* _INSTRUCTIONS FOR THE TASK_
Give back all of the lines with every "calendar-icon" swapped for "date-picker-icon" and nothing else altered.

>>

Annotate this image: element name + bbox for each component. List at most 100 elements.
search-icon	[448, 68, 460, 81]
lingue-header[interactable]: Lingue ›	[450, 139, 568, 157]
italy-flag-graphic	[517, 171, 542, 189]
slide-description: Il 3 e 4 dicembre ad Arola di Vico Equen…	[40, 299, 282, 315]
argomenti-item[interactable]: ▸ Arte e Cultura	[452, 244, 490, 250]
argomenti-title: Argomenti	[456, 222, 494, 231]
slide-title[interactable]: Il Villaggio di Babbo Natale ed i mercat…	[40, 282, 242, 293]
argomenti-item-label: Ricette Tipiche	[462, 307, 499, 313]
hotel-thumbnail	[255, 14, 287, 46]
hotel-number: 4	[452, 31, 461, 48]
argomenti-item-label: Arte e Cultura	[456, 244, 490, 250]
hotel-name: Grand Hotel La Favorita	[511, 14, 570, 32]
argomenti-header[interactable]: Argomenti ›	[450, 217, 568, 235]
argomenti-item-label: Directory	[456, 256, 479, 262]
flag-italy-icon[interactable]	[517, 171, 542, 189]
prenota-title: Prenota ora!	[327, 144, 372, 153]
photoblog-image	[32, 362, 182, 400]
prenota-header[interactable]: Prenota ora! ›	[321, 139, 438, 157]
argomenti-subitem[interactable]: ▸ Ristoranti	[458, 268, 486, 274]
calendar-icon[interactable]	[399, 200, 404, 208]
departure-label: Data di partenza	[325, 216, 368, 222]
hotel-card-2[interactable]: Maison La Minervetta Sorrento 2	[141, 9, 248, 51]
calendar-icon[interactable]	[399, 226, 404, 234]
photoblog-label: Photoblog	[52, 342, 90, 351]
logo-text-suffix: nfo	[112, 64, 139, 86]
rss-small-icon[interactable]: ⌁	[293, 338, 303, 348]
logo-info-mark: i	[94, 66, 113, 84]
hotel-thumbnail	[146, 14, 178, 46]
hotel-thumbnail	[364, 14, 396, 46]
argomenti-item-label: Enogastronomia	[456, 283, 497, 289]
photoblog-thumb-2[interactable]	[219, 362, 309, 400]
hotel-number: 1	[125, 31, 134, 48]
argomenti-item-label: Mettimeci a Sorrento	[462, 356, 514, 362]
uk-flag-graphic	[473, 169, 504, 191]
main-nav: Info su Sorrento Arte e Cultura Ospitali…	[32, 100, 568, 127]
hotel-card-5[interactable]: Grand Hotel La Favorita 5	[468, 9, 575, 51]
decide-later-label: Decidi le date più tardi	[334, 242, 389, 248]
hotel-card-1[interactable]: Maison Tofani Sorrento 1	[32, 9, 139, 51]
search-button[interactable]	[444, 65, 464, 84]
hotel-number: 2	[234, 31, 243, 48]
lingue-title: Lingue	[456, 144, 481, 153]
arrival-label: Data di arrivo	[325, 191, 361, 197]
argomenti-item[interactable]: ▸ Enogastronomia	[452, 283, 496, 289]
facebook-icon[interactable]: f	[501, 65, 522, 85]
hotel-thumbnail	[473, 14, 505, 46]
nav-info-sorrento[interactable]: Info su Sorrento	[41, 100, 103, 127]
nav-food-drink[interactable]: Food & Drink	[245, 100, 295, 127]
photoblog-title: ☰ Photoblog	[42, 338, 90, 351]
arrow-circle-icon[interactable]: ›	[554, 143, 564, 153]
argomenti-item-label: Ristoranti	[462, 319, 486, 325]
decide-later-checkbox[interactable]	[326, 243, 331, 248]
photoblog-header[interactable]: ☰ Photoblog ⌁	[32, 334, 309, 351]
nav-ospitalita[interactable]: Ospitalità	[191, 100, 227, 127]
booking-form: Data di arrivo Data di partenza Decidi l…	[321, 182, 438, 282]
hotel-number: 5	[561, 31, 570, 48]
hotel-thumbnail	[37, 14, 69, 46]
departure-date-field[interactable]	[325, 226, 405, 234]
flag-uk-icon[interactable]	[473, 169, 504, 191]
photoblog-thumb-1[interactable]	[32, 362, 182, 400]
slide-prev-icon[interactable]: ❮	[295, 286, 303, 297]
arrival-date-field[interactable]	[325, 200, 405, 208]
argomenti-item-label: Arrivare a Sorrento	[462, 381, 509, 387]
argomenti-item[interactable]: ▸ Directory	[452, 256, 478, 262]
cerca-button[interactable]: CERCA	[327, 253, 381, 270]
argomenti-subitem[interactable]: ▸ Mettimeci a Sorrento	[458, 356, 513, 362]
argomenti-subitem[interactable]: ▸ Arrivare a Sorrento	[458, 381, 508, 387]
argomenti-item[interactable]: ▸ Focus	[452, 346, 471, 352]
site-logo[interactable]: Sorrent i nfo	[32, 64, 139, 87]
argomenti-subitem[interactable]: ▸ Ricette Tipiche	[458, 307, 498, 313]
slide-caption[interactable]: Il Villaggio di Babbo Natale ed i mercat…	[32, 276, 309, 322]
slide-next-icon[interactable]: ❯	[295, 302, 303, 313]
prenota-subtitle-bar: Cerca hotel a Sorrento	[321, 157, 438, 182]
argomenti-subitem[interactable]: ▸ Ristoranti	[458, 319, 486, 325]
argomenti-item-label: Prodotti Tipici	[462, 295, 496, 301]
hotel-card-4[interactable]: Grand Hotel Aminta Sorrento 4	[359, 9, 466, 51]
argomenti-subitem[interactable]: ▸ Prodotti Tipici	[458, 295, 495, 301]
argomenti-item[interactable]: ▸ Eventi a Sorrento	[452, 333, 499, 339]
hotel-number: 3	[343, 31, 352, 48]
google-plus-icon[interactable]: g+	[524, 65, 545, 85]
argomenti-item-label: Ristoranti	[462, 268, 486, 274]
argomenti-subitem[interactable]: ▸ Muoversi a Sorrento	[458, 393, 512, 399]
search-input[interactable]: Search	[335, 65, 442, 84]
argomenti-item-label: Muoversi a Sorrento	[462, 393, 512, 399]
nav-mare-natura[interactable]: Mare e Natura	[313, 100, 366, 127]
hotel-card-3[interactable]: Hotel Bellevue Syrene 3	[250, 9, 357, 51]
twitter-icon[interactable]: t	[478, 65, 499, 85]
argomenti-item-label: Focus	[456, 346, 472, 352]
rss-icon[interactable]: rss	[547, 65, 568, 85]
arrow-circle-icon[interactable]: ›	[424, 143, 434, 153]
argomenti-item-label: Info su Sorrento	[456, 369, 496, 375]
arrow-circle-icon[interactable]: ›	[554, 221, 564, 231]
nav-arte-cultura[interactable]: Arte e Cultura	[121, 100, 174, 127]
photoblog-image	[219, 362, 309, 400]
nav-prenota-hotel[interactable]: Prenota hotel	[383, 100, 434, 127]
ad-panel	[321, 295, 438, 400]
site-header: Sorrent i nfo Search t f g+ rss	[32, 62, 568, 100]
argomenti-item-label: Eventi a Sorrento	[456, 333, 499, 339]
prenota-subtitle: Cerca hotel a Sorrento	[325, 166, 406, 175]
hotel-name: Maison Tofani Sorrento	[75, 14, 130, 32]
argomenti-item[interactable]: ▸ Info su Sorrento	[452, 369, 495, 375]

<<

* _THE ANSWER_
Annotate this image: element name + bbox for each component. List at most 100 elements.
search-icon	[448, 68, 460, 81]
lingue-header[interactable]: Lingue ›	[450, 139, 568, 157]
italy-flag-graphic	[517, 171, 542, 189]
slide-description: Il 3 e 4 dicembre ad Arola di Vico Equen…	[40, 299, 282, 315]
argomenti-item[interactable]: ▸ Arte e Cultura	[452, 244, 490, 250]
argomenti-title: Argomenti	[456, 222, 494, 231]
slide-title[interactable]: Il Villaggio di Babbo Natale ed i mercat…	[40, 282, 242, 293]
argomenti-item-label: Ricette Tipiche	[462, 307, 499, 313]
hotel-thumbnail	[255, 14, 287, 46]
hotel-number: 4	[452, 31, 461, 48]
argomenti-item-label: Arte e Cultura	[456, 244, 490, 250]
hotel-name: Grand Hotel La Favorita	[511, 14, 570, 32]
argomenti-header[interactable]: Argomenti ›	[450, 217, 568, 235]
argomenti-item-label: Directory	[456, 256, 479, 262]
flag-italy-icon[interactable]	[517, 171, 542, 189]
prenota-title: Prenota ora!	[327, 144, 372, 153]
photoblog-image	[32, 362, 182, 400]
prenota-header[interactable]: Prenota ora! ›	[321, 139, 438, 157]
argomenti-subitem[interactable]: ▸ Ristoranti	[458, 268, 486, 274]
date-picker-icon[interactable]	[399, 200, 404, 208]
departure-label: Data di partenza	[325, 216, 368, 222]
hotel-card-2[interactable]: Maison La Minervetta Sorrento 2	[141, 9, 248, 51]
date-picker-icon[interactable]	[399, 226, 404, 234]
photoblog-label: Photoblog	[52, 342, 90, 351]
logo-text-suffix: nfo	[112, 64, 139, 86]
rss-small-icon[interactable]: ⌁	[293, 338, 303, 348]
logo-info-mark: i	[94, 66, 113, 84]
hotel-thumbnail	[146, 14, 178, 46]
hotel-thumbnail	[364, 14, 396, 46]
argomenti-item-label: Enogastronomia	[456, 283, 497, 289]
photoblog-thumb-2[interactable]	[219, 362, 309, 400]
hotel-number: 1	[125, 31, 134, 48]
argomenti-item-label: Mettimeci a Sorrento	[462, 356, 514, 362]
uk-flag-graphic	[473, 169, 504, 191]
main-nav: Info su Sorrento Arte e Cultura Ospitali…	[32, 100, 568, 127]
hotel-card-5[interactable]: Grand Hotel La Favorita 5	[468, 9, 575, 51]
decide-later-label: Decidi le date più tardi	[334, 242, 389, 248]
hotel-card-1[interactable]: Maison Tofani Sorrento 1	[32, 9, 139, 51]
search-button[interactable]	[444, 65, 464, 84]
hotel-number: 2	[234, 31, 243, 48]
lingue-title: Lingue	[456, 144, 481, 153]
arrival-label: Data di arrivo	[325, 191, 361, 197]
argomenti-item[interactable]: ▸ Enogastronomia	[452, 283, 496, 289]
facebook-icon[interactable]: f	[501, 65, 522, 85]
hotel-thumbnail	[473, 14, 505, 46]
nav-info-sorrento[interactable]: Info su Sorrento	[41, 100, 103, 127]
nav-food-drink[interactable]: Food & Drink	[245, 100, 295, 127]
photoblog-title: ☰ Photoblog	[42, 338, 90, 351]
arrow-circle-icon[interactable]: ›	[554, 143, 564, 153]
argomenti-item-label: Ristoranti	[462, 319, 486, 325]
decide-later-checkbox[interactable]	[326, 243, 331, 248]
photoblog-header[interactable]: ☰ Photoblog ⌁	[32, 334, 309, 351]
nav-ospitalita[interactable]: Ospitalità	[191, 100, 227, 127]
booking-form: Data di arrivo Data di partenza Decidi l…	[321, 182, 438, 282]
hotel-number: 5	[561, 31, 570, 48]
hotel-thumbnail	[37, 14, 69, 46]
departure-date-field[interactable]	[325, 226, 405, 234]
flag-uk-icon[interactable]	[473, 169, 504, 191]
photoblog-thumb-1[interactable]	[32, 362, 182, 400]
slide-prev-icon[interactable]: ❮	[295, 286, 303, 297]
arrival-date-field[interactable]	[325, 200, 405, 208]
argomenti-item-label: Arrivare a Sorrento	[462, 381, 509, 387]
argomenti-item[interactable]: ▸ Directory	[452, 256, 478, 262]
cerca-button[interactable]: CERCA	[327, 253, 381, 270]
argomenti-subitem[interactable]: ▸ Mettimeci a Sorrento	[458, 356, 513, 362]
argomenti-subitem[interactable]: ▸ Arrivare a Sorrento	[458, 381, 508, 387]
argomenti-item[interactable]: ▸ Focus	[452, 346, 471, 352]
site-logo[interactable]: Sorrent i nfo	[32, 64, 139, 87]
argomenti-subitem[interactable]: ▸ Ricette Tipiche	[458, 307, 498, 313]
slide-caption[interactable]: Il Villaggio di Babbo Natale ed i mercat…	[32, 276, 309, 322]
slide-next-icon[interactable]: ❯	[295, 302, 303, 313]
prenota-subtitle-bar: Cerca hotel a Sorrento	[321, 157, 438, 182]
argomenti-subitem[interactable]: ▸ Ristoranti	[458, 319, 486, 325]
argomenti-item-label: Prodotti Tipici	[462, 295, 496, 301]
hotel-card-4[interactable]: Grand Hotel Aminta Sorrento 4	[359, 9, 466, 51]
argomenti-subitem[interactable]: ▸ Prodotti Tipici	[458, 295, 495, 301]
argomenti-item[interactable]: ▸ Eventi a Sorrento	[452, 333, 499, 339]
hotel-number: 3	[343, 31, 352, 48]
google-plus-icon[interactable]: g+	[524, 65, 545, 85]
argomenti-item-label: Ristoranti	[462, 268, 486, 274]
argomenti-subitem[interactable]: ▸ Muoversi a Sorrento	[458, 393, 512, 399]
search-input[interactable]: Search	[335, 65, 442, 84]
argomenti-item-label: Muoversi a Sorrento	[462, 393, 512, 399]
nav-mare-natura[interactable]: Mare e Natura	[313, 100, 366, 127]
hotel-card-3[interactable]: Hotel Bellevue Syrene 3	[250, 9, 357, 51]
twitter-icon[interactable]: t	[478, 65, 499, 85]
argomenti-item-label: Focus	[456, 346, 472, 352]
rss-icon[interactable]: rss	[547, 65, 568, 85]
arrow-circle-icon[interactable]: ›	[424, 143, 434, 153]
argomenti-item-label: Info su Sorrento	[456, 369, 496, 375]
arrow-circle-icon[interactable]: ›	[554, 221, 564, 231]
nav-arte-cultura[interactable]: Arte e Cultura	[121, 100, 174, 127]
photoblog-image	[219, 362, 309, 400]
nav-prenota-hotel[interactable]: Prenota hotel	[383, 100, 434, 127]
ad-panel	[321, 295, 438, 400]
site-header: Sorrent i nfo Search t f g+ rss	[32, 62, 568, 100]
argomenti-item-label: Eventi a Sorrento	[456, 333, 499, 339]
prenota-subtitle: Cerca hotel a Sorrento	[325, 166, 406, 175]
hotel-name: Maison Tofani Sorrento	[75, 14, 130, 32]
argomenti-item[interactable]: ▸ Info su Sorrento	[452, 369, 495, 375]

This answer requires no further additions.